━━ EXTRACTED RECORDS

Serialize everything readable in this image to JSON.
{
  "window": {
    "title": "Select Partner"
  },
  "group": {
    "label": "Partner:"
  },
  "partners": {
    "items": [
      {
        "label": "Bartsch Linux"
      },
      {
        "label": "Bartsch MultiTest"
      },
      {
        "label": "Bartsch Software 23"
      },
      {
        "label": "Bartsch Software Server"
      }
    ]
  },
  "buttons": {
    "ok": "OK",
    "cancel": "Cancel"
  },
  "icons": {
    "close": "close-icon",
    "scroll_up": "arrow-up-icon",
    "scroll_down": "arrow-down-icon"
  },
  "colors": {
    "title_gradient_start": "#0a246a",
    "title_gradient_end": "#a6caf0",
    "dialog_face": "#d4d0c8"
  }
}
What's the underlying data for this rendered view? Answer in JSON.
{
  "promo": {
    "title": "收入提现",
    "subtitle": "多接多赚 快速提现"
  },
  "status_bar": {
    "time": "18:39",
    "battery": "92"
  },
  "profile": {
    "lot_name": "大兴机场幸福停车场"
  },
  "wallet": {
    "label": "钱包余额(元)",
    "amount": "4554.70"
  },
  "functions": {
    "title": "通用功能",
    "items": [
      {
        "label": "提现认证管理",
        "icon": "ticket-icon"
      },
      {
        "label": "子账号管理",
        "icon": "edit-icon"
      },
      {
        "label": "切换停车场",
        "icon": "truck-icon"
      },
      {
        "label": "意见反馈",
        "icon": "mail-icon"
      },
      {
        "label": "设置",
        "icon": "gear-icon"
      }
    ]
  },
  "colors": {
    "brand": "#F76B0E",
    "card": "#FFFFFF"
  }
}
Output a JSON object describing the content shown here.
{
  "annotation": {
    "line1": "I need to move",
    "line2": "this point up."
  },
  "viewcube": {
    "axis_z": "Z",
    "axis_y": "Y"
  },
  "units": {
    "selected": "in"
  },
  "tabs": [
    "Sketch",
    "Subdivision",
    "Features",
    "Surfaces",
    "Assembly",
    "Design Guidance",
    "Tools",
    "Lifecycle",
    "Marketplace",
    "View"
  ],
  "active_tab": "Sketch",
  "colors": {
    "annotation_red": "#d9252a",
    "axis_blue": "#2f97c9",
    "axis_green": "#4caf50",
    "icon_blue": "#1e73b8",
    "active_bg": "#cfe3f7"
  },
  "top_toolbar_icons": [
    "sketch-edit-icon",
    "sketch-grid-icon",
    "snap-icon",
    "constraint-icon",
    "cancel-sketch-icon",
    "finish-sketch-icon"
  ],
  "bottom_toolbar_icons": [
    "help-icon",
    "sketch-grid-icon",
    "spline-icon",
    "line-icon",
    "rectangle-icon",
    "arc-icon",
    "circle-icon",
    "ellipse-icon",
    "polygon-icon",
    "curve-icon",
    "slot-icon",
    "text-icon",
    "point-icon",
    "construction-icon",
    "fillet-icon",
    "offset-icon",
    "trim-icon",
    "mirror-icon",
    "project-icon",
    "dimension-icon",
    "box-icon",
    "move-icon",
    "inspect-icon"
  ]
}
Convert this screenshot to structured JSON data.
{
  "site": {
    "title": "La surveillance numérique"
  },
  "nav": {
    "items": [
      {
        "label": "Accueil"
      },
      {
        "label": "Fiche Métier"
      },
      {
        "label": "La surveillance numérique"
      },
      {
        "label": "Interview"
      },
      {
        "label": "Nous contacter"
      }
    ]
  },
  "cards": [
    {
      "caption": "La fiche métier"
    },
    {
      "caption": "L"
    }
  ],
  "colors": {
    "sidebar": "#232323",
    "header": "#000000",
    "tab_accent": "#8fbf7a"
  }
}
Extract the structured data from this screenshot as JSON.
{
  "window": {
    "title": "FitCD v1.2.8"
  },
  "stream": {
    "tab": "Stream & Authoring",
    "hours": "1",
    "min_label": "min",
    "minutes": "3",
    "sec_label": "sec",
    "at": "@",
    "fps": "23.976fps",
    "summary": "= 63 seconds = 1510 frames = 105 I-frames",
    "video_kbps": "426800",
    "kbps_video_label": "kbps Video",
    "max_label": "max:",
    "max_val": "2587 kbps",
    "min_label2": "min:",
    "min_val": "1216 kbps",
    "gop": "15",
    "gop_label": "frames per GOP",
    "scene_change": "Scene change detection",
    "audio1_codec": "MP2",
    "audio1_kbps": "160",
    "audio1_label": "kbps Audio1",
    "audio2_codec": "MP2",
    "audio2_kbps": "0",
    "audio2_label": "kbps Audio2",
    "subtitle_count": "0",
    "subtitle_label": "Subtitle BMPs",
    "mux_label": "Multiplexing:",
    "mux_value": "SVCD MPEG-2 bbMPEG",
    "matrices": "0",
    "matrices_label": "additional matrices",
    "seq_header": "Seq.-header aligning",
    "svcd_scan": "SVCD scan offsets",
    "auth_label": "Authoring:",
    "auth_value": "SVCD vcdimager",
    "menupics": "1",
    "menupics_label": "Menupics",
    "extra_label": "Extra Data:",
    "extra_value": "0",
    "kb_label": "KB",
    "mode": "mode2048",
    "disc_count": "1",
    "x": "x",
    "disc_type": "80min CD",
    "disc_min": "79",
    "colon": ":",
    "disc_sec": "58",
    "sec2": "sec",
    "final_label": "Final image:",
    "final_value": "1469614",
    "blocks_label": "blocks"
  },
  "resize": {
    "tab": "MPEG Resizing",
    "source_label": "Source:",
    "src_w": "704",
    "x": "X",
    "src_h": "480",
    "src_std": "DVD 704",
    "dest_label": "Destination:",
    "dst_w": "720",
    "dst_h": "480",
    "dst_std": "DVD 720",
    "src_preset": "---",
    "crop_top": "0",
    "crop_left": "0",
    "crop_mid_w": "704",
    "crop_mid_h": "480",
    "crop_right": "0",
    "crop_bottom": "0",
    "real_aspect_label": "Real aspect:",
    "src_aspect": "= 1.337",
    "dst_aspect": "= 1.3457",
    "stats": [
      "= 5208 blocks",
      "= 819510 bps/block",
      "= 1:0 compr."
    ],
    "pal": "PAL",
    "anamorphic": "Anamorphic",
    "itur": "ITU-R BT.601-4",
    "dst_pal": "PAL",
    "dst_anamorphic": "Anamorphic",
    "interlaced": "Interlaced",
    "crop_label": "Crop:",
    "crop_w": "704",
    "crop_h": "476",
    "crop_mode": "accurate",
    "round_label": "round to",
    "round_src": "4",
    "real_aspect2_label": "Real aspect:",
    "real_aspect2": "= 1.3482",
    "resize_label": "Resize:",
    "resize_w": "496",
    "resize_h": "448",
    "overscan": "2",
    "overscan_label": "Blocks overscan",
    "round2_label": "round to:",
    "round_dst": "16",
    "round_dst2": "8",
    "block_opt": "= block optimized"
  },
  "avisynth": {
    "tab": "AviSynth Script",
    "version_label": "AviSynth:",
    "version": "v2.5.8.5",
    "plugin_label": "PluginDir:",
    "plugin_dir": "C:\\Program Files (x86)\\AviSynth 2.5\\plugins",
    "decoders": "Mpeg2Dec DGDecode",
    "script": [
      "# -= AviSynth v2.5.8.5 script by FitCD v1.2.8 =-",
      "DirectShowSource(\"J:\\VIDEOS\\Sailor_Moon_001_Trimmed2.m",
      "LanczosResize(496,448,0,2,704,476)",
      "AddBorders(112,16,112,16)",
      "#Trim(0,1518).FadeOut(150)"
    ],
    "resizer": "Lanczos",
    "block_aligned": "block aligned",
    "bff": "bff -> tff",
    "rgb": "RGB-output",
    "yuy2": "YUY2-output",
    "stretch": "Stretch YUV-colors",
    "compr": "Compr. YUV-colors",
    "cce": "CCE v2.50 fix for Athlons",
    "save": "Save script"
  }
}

━━━━

> **EXERCISE TASK**
Copy every record above exactly as it appears.

> **THE RESPONSE**
Serialize everything readable in this image to JSON.
{
  "window": {
    "title": "Select Partner"
  },
  "group": {
    "label": "Partner:"
  },
  "partners": {
    "items": [
      {
        "label": "Bartsch Linux"
      },
      {
        "label": "Bartsch MultiTest"
      },
      {
        "label": "Bartsch Software 23"
      },
      {
        "label": "Bartsch Software Server"
      }
    ]
  },
  "buttons": {
    "ok": "OK",
    "cancel": "Cancel"
  },
  "icons": {
    "close": "close-icon",
    "scroll_up": "arrow-up-icon",
    "scroll_down": "arrow-down-icon"
  },
  "colors": {
    "title_gradient_start": "#0a246a",
    "title_gradient_end": "#a6caf0",
    "dialog_face": "#d4d0c8"
  }
}
What's the underlying data for this rendered view? Answer in JSON.
{
  "promo": {
    "title": "收入提现",
    "subtitle": "多接多赚 快速提现"
  },
  "status_bar": {
    "time": "18:39",
    "battery": "92"
  },
  "profile": {
    "lot_name": "大兴机场幸福停车场"
  },
  "wallet": {
    "label": "钱包余额(元)",
    "amount": "4554.70"
  },
  "functions": {
    "title": "通用功能",
    "items": [
      {
        "label": "提现认证管理",
        "icon": "ticket-icon"
      },
      {
        "label": "子账号管理",
        "icon": "edit-icon"
      },
      {
        "label": "切换停车场",
        "icon": "truck-icon"
      },
      {
        "label": "意见反馈",
        "icon": "mail-icon"
      },
      {
        "label": "设置",
        "icon": "gear-icon"
      }
    ]
  },
  "colors": {
    "brand": "#F76B0E",
    "card": "#FFFFFF"
  }
}
Output a JSON object describing the content shown here.
{
  "annotation": {
    "line1": "I need to move",
    "line2": "this point up."
  },
  "viewcube": {
    "axis_z": "Z",
    "axis_y": "Y"
  },
  "units": {
    "selected": "in"
  },
  "tabs": [
    "Sketch",
    "Subdivision",
    "Features",
    "Surfaces",
    "Assembly",
    "Design Guidance",
    "Tools",
    "Lifecycle",
    "Marketplace",
    "View"
  ],
  "active_tab": "Sketch",
  "colors": {
    "annotation_red": "#d9252a",
    "axis_blue": "#2f97c9",
    "axis_green": "#4caf50",
    "icon_blue": "#1e73b8",
    "active_bg": "#cfe3f7"
  },
  "top_toolbar_icons": [
    "sketch-edit-icon",
    "sketch-grid-icon",
    "snap-icon",
    "constraint-icon",
    "cancel-sketch-icon",
    "finish-sketch-icon"
  ],
  "bottom_toolbar_icons": [
    "help-icon",
    "sketch-grid-icon",
    "spline-icon",
    "line-icon",
    "rectangle-icon",
    "arc-icon",
    "circle-icon",
    "ellipse-icon",
    "polygon-icon",
    "curve-icon",
    "slot-icon",
    "text-icon",
    "point-icon",
    "construction-icon",
    "fillet-icon",
    "offset-icon",
    "trim-icon",
    "mirror-icon",
    "project-icon",
    "dimension-icon",
    "box-icon",
    "move-icon",
    "inspect-icon"
  ]
}
Convert this screenshot to structured JSON data.
{
  "site": {
    "title": "La surveillance numérique"
  },
  "nav": {
    "items": [
      {
        "label": "Accueil"
      },
      {
        "label": "Fiche Métier"
      },
      {
        "label": "La surveillance numérique"
      },
      {
        "label": "Interview"
      },
      {
        "label": "Nous contacter"
      }
    ]
  },
  "cards": [
    {
      "caption": "La fiche métier"
    },
    {
      "caption": "L"
    }
  ],
  "colors": {
    "sidebar": "#232323",
    "header": "#000000",
    "tab_accent": "#8fbf7a"
  }
}
Extract the structured data from this screenshot as JSON.
{
  "window": {
    "title": "FitCD v1.2.8"
  },
  "stream": {
    "tab": "Stream & Authoring",
    "hours": "1",
    "min_label": "min",
    "minutes": "3",
    "sec_label": "sec",
    "at": "@",
    "fps": "23.976fps",
    "summary": "= 63 seconds = 1510 frames = 105 I-frames",
    "video_kbps": "426800",
    "kbps_video_label": "kbps Video",
    "max_label": "max:",
    "max_val": "2587 kbps",
    "min_label2": "min:",
    "min_val": "1216 kbps",
    "gop": "15",
    "gop_label": "frames per GOP",
    "scene_change": "Scene change detection",
    "audio1_codec": "MP2",
    "audio1_kbps": "160",
    "audio1_label": "kbps Audio1",
    "audio2_codec": "MP2",
    "audio2_kbps": "0",
    "audio2_label": "kbps Audio2",
    "subtitle_count": "0",
    "subtitle_label": "Subtitle BMPs",
    "mux_label": "Multiplexing:",
    "mux_value": "SVCD MPEG-2 bbMPEG",
    "matrices": "0",
    "matrices_label": "additional matrices",
    "seq_header": "Seq.-header aligning",
    "svcd_scan": "SVCD scan offsets",
    "auth_label": "Authoring:",
    "auth_value": "SVCD vcdimager",
    "menupics": "1",
    "menupics_label": "Menupics",
    "extra_label": "Extra Data:",
    "extra_value": "0",
    "kb_label": "KB",
    "mode": "mode2048",
    "disc_count": "1",
    "x": "x",
    "disc_type": "80min CD",
    "disc_min": "79",
    "colon": ":",
    "disc_sec": "58",
    "sec2": "sec",
    "final_label": "Final image:",
    "final_value": "1469614",
    "blocks_label": "blocks"
  },
  "resize": {
    "tab": "MPEG Resizing",
    "source_label": "Source:",
    "src_w": "704",
    "x": "X",
    "src_h": "480",
    "src_std": "DVD 704",
    "dest_label": "Destination:",
    "dst_w": "720",
    "dst_h": "480",
    "dst_std": "DVD 720",
    "src_preset": "---",
    "crop_top": "0",
    "crop_left": "0",
    "crop_mid_w": "704",
    "crop_mid_h": "480",
    "crop_right": "0",
    "crop_bottom": "0",
    "real_aspect_label": "Real aspect:",
    "src_aspect": "= 1.337",
    "dst_aspect": "= 1.3457",
    "stats": [
      "= 5208 blocks",
      "= 819510 bps/block",
      "= 1:0 compr."
    ],
    "pal": "PAL",
    "anamorphic": "Anamorphic",
    "itur": "ITU-R BT.601-4",
    "dst_pal": "PAL",
    "dst_anamorphic": "Anamorphic",
    "interlaced": "Interlaced",
    "crop_label": "Crop:",
    "crop_w": "704",
    "crop_h": "476",
    "crop_mode": "accurate",
    "round_label": "round to",
    "round_src": "4",
    "real_aspect2_label": "Real aspect:",
    "real_aspect2": "= 1.3482",
    "resize_label": "Resize:",
    "resize_w": "496",
    "resize_h": "448",
    "overscan": "2",
    "overscan_label": "Blocks overscan",
    "round2_label": "round to:",
    "round_dst": "16",
    "round_dst2": "8",
    "block_opt": "= block optimized"
  },
  "avisynth": {
    "tab": "AviSynth Script",
    "version_label": "AviSynth:",
    "version": "v2.5.8.5",
    "plugin_label": "PluginDir:",
    "plugin_dir": "C:\\Program Files (x86)\\AviSynth 2.5\\plugins",
    "decoders": "Mpeg2Dec DGDecode",
    "script": [
      "# -= AviSynth v2.5.8.5 script by FitCD v1.2.8 =-",
      "DirectShowSource(\"J:\\VIDEOS\\Sailor_Moon_001_Trimmed2.m",
      "LanczosResize(496,448,0,2,704,476)",
      "AddBorders(112,16,112,16)",
      "#Trim(0,1518).FadeOut(150)"
    ],
    "resizer": "Lanczos",
    "block_aligned": "block aligned",
    "bff": "bff -> tff",
    "rgb": "RGB-output",
    "yuy2": "YUY2-output",
    "stretch": "Stretch YUV-colors",
    "compr": "Compr. YUV-colors",
    "cce": "CCE v2.50 fix for Athlons",
    "save": "Save script"
  }
}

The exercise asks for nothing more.